• **TO BE DONE**
Locate each line in the records containing "accent". Copy it.

• **GIVEN DATA**
+ + + + +
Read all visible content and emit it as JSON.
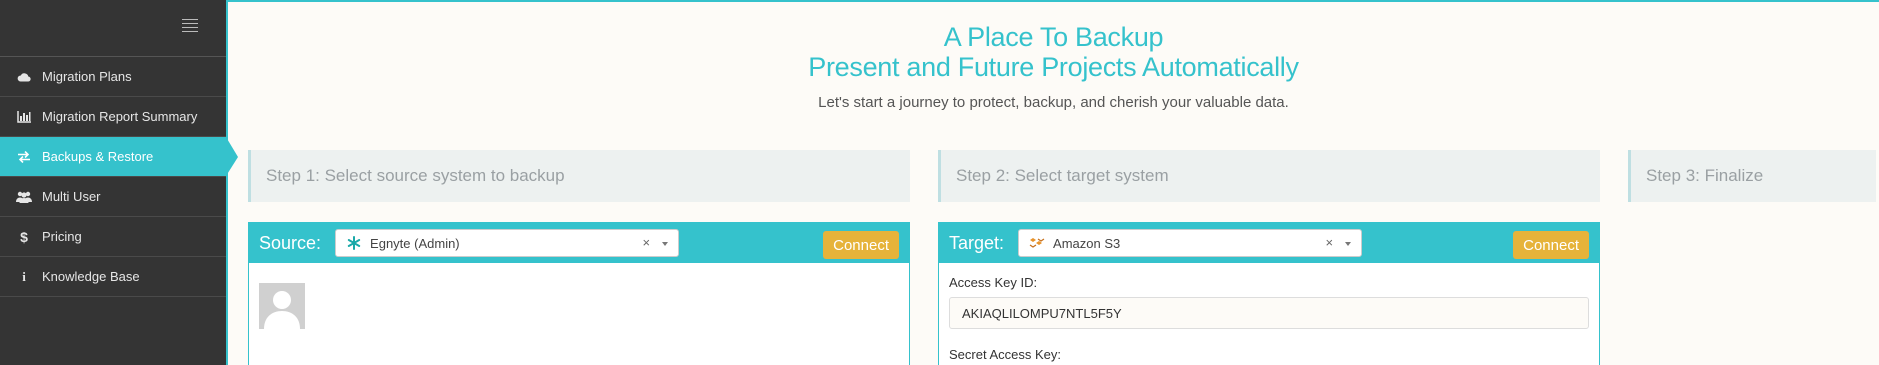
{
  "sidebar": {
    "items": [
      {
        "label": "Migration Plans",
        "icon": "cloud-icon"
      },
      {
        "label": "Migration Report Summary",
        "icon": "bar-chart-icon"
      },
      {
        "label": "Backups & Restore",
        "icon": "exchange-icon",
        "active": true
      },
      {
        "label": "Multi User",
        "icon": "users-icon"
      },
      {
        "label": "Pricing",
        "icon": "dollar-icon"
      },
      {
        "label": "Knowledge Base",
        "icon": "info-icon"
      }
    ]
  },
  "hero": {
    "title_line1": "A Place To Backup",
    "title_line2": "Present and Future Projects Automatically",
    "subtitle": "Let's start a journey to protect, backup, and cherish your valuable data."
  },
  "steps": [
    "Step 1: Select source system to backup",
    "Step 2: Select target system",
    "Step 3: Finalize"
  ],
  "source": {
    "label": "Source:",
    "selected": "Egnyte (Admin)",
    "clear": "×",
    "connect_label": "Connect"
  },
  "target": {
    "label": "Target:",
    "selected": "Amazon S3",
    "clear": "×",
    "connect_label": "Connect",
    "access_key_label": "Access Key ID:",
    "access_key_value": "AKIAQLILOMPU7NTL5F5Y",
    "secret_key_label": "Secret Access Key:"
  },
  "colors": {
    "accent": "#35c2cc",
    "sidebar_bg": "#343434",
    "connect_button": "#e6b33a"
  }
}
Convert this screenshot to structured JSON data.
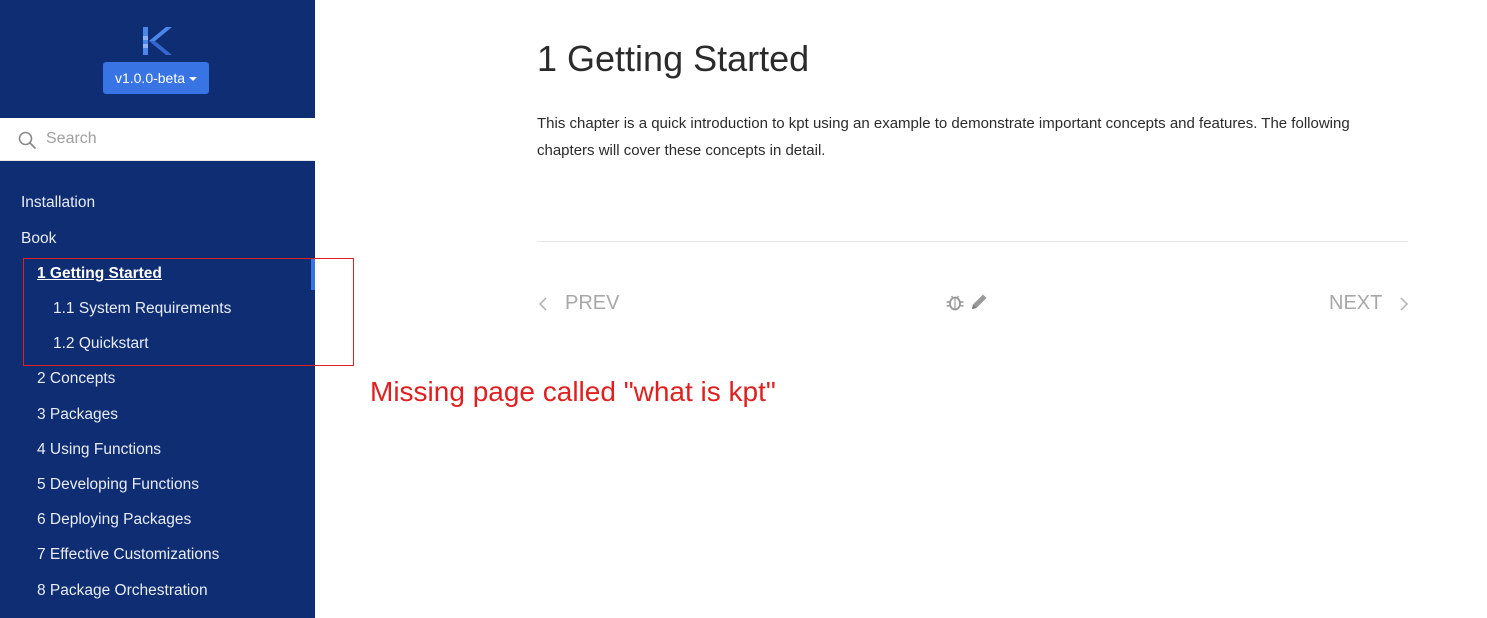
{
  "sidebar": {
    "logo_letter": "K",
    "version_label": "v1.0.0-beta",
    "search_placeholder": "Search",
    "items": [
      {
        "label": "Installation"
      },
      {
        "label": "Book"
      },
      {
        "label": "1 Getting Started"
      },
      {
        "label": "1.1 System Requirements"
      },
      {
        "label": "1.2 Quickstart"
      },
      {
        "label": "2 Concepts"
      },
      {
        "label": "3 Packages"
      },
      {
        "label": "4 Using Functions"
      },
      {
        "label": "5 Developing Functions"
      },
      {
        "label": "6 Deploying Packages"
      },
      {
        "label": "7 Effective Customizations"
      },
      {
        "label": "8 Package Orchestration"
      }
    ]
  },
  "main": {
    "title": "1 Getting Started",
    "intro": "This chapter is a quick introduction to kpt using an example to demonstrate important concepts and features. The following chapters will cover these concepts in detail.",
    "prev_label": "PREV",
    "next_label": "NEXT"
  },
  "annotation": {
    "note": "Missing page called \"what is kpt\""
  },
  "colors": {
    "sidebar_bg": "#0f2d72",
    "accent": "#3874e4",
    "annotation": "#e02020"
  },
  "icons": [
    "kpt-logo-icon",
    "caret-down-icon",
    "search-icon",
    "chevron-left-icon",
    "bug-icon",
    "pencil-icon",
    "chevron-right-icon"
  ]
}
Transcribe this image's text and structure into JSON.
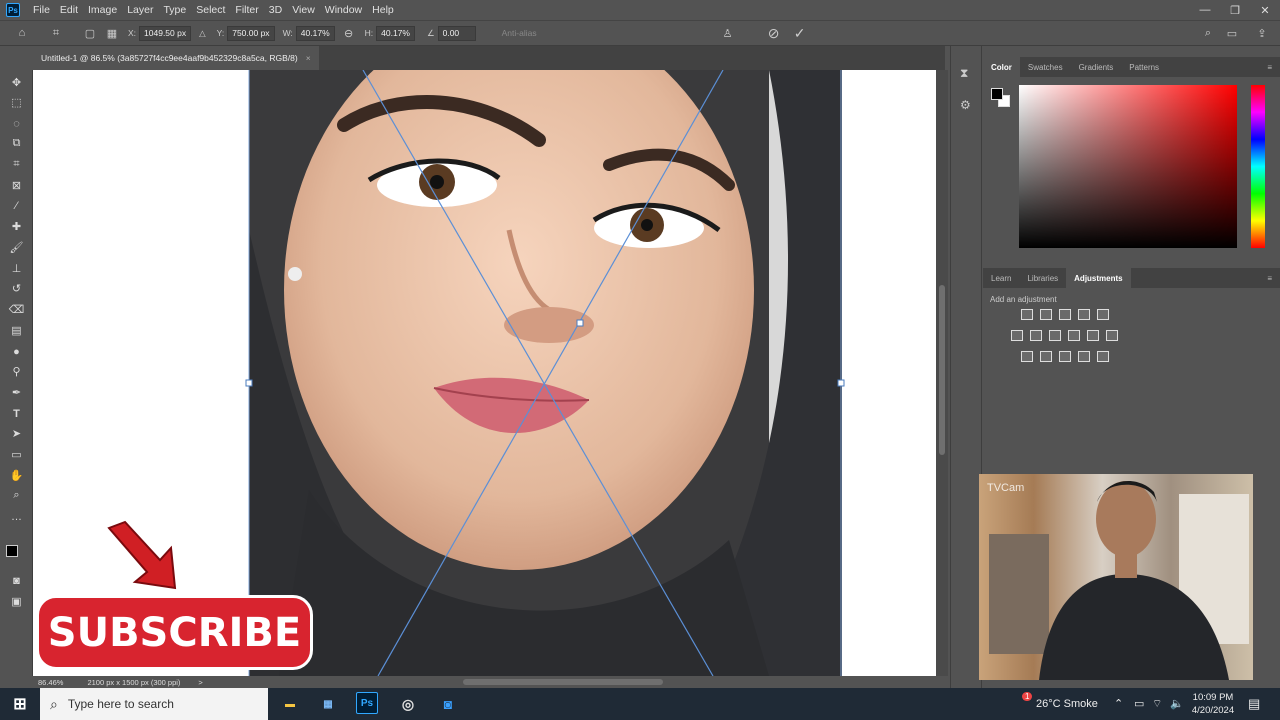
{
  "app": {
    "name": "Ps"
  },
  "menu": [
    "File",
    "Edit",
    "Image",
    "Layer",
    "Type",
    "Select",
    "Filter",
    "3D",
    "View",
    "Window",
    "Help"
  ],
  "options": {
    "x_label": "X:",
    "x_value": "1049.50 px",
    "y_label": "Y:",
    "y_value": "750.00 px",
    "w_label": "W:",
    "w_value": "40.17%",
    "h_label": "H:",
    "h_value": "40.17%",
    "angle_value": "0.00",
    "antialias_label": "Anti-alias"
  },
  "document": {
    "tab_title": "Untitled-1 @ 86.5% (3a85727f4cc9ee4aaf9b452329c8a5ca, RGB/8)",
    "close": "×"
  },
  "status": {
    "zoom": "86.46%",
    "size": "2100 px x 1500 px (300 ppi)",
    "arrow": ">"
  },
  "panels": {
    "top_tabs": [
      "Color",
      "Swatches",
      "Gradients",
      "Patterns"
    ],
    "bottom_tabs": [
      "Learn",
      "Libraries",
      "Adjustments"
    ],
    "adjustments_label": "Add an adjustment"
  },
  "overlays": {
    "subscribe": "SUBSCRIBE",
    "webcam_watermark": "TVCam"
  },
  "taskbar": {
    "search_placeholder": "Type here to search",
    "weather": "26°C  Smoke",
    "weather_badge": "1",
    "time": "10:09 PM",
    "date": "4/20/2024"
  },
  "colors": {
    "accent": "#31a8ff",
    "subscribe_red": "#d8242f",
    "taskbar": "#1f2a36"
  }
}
+ + + + +
• **TASK SOLUTION**
    "accent": "#35c2cc",
    "accent": "#3874e4",
    "accent": "#31a8ff",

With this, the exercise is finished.